WHAT TO PRODUCE:
Any pictures in the records below should be skipped; write out everything else exactly.

ENTRIES PROVIDED:

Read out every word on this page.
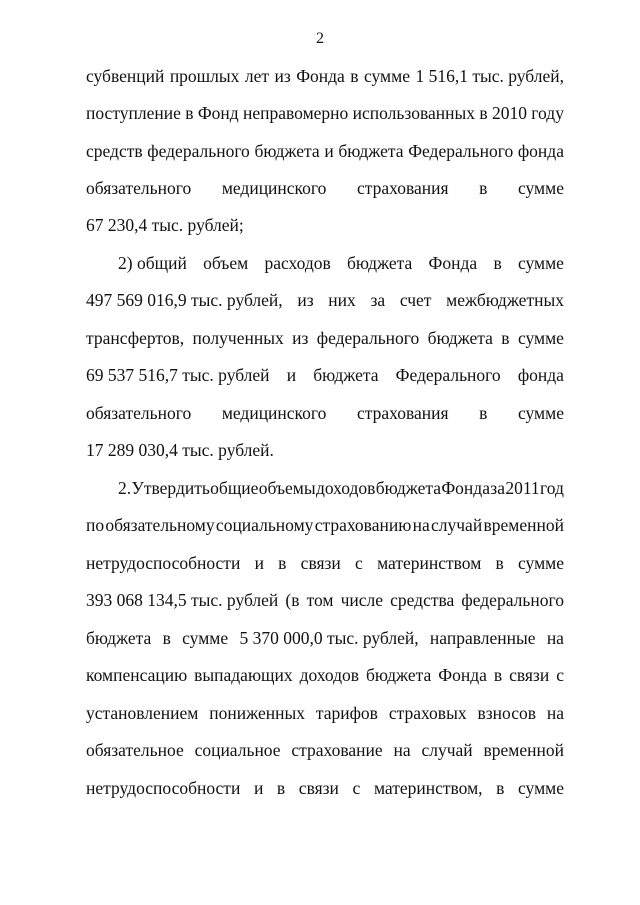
2
субвенций прошлых лет из Фонда в сумме 1 516,1 тыс. рублей,
поступление в Фонд неправомерно использованных в 2010 году
средств федерального бюджета и бюджета Федерального фонда
обязательного медицинского страхования в сумме
67 230,4 тыс. рублей;
2) общий объем расходов бюджета Фонда в сумме
497 569 016,9 тыс. рублей, из них за счет межбюджетных
трансфертов, полученных из федерального бюджета в сумме
69 537 516,7 тыс. рублей и бюджета Федерального фонда
обязательного медицинского страхования в сумме
17 289 030,4 тыс. рублей.
2. Утвердить общие объемы доходов бюджета Фонда за 2011 год
по обязательному социальному страхованию на случай временной
нетрудоспособности и в связи с материнством в сумме
393 068 134,5 тыс. рублей (в том числе средства федерального
бюджета в сумме 5 370 000,0 тыс. рублей, направленные на
компенсацию выпадающих доходов бюджета Фонда в связи с
установлением пониженных тарифов страховых взносов на
обязательное социальное страхование на случай временной
нетрудоспособности и в связи с материнством, в сумме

SOLUTION:
Read out every word on this page.
2
субвенций прошлых лет из Фонда в сумме 1 516,1 тыс. рублей,
поступление в Фонд неправомерно использованных в 2010 году
средств федерального бюджета и бюджета Федерального фонда
обязательного медицинского страхования в сумме
67 230,4 тыс. рублей;
2) общий объем расходов бюджета Фонда в сумме
497 569 016,9 тыс. рублей, из них за счет межбюджетных
трансфертов, полученных из федерального бюджета в сумме
69 537 516,7 тыс. рублей и бюджета Федерального фонда
обязательного медицинского страхования в сумме
17 289 030,4 тыс. рублей.
2. Утвердить общие объемы доходов бюджета Фонда за 2011 год
по обязательному социальному страхованию на случай временной
нетрудоспособности и в связи с материнством в сумме
393 068 134,5 тыс. рублей (в том числе средства федерального
бюджета в сумме 5 370 000,0 тыс. рублей, направленные на
компенсацию выпадающих доходов бюджета Фонда в связи с
установлением пониженных тарифов страховых взносов на
обязательное социальное страхование на случай временной
нетрудоспособности и в связи с материнством, в сумме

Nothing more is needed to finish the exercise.